GIVEN TASK :: Wherever the string "cover" appears, copy the whole line.

───

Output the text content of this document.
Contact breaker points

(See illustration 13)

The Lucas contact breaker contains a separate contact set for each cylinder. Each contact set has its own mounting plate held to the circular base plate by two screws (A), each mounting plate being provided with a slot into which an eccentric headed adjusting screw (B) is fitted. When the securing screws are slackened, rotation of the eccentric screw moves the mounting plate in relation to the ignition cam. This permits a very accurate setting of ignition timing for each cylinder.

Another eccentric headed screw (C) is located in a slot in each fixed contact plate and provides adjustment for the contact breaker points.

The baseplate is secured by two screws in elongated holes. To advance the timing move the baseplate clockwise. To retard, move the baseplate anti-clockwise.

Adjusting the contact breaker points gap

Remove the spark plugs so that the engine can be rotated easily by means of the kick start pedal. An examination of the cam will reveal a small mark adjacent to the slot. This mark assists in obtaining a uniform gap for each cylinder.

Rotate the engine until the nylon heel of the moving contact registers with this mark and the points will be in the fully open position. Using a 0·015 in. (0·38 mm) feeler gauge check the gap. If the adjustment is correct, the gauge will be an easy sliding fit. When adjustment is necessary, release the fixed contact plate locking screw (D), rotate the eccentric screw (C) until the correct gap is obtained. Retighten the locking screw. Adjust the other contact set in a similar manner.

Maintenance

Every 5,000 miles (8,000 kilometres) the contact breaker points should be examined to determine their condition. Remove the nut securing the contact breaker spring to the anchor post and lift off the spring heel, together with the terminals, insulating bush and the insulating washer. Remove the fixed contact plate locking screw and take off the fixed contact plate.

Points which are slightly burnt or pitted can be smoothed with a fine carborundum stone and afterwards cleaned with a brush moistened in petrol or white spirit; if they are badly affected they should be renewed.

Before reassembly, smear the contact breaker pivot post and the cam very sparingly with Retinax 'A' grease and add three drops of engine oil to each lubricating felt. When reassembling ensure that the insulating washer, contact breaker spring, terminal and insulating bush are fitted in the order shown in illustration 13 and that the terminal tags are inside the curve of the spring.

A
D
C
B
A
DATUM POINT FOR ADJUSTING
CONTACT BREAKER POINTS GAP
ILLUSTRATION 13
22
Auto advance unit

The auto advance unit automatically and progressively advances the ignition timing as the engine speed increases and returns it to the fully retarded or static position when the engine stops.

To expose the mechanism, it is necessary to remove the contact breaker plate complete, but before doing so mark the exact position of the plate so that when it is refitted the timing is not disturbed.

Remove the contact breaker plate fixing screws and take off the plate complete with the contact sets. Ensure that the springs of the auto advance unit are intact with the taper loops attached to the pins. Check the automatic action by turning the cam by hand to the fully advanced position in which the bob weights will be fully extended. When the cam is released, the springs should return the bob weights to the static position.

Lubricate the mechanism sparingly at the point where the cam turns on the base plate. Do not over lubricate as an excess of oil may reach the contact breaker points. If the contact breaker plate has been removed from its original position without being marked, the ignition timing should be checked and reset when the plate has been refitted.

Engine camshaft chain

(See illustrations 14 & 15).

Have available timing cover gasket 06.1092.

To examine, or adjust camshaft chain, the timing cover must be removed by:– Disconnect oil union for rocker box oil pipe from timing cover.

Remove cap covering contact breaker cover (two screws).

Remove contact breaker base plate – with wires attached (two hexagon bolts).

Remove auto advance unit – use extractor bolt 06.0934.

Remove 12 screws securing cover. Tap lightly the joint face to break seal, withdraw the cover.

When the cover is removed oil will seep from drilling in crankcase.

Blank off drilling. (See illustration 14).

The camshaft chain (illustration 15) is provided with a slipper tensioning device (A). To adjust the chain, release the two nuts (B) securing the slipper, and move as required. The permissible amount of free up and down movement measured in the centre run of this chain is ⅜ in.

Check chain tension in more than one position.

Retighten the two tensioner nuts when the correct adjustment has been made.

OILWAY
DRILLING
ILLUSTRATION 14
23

───

REPLY ::
Have available timing cover gasket 06.1092.
To examine, or adjust camshaft chain, the timing cover must be removed by:– Disconnect oil union for rocker box oil pipe from timing cover.
Remove cap covering contact breaker cover (two screws).
Remove 12 screws securing cover. Tap lightly the joint face to break seal, withdraw the cover.
When the cover is removed oil will seep from drilling in crankcase.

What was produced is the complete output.